**GOAL:** The data must be returned in full and exactly as given.

··· SUPPLIED RECORDS

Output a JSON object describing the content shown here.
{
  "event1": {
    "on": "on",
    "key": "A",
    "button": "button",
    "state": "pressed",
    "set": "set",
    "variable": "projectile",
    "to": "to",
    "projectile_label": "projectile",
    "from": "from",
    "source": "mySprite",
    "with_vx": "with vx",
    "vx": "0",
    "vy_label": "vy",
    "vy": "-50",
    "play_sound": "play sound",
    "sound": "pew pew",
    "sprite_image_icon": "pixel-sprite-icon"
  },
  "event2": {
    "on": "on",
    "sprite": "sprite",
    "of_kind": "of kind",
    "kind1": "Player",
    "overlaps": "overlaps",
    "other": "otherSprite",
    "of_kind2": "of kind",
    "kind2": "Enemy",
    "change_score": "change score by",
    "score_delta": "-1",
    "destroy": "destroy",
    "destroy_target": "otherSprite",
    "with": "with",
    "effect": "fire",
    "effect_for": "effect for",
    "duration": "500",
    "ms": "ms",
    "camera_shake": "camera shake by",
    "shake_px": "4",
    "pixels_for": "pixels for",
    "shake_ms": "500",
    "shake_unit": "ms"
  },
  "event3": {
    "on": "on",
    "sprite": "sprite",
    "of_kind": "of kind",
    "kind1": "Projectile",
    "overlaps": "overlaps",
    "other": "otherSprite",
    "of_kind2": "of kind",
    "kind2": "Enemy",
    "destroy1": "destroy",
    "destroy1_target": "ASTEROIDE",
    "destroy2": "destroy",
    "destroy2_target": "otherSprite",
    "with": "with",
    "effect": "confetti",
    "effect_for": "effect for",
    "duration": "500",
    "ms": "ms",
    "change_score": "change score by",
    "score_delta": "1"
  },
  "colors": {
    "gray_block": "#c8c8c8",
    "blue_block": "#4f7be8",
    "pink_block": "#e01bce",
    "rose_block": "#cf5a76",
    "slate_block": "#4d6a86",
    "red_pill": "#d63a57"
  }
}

······

**COMPLETE OUTPUT:**
Output a JSON object describing the content shown here.
{
  "event1": {
    "on": "on",
    "key": "A",
    "button": "button",
    "state": "pressed",
    "set": "set",
    "variable": "projectile",
    "to": "to",
    "projectile_label": "projectile",
    "from": "from",
    "source": "mySprite",
    "with_vx": "with vx",
    "vx": "0",
    "vy_label": "vy",
    "vy": "-50",
    "play_sound": "play sound",
    "sound": "pew pew",
    "sprite_image_icon": "pixel-sprite-icon"
  },
  "event2": {
    "on": "on",
    "sprite": "sprite",
    "of_kind": "of kind",
    "kind1": "Player",
    "overlaps": "overlaps",
    "other": "otherSprite",
    "of_kind2": "of kind",
    "kind2": "Enemy",
    "change_score": "change score by",
    "score_delta": "-1",
    "destroy": "destroy",
    "destroy_target": "otherSprite",
    "with": "with",
    "effect": "fire",
    "effect_for": "effect for",
    "duration": "500",
    "ms": "ms",
    "camera_shake": "camera shake by",
    "shake_px": "4",
    "pixels_for": "pixels for",
    "shake_ms": "500",
    "shake_unit": "ms"
  },
  "event3": {
    "on": "on",
    "sprite": "sprite",
    "of_kind": "of kind",
    "kind1": "Projectile",
    "overlaps": "overlaps",
    "other": "otherSprite",
    "of_kind2": "of kind",
    "kind2": "Enemy",
    "destroy1": "destroy",
    "destroy1_target": "ASTEROIDE",
    "destroy2": "destroy",
    "destroy2_target": "otherSprite",
    "with": "with",
    "effect": "confetti",
    "effect_for": "effect for",
    "duration": "500",
    "ms": "ms",
    "change_score": "change score by",
    "score_delta": "1"
  },
  "colors": {
    "gray_block": "#c8c8c8",
    "blue_block": "#4f7be8",
    "pink_block": "#e01bce",
    "rose_block": "#cf5a76",
    "slate_block": "#4d6a86",
    "red_pill": "#d63a57"
  }
}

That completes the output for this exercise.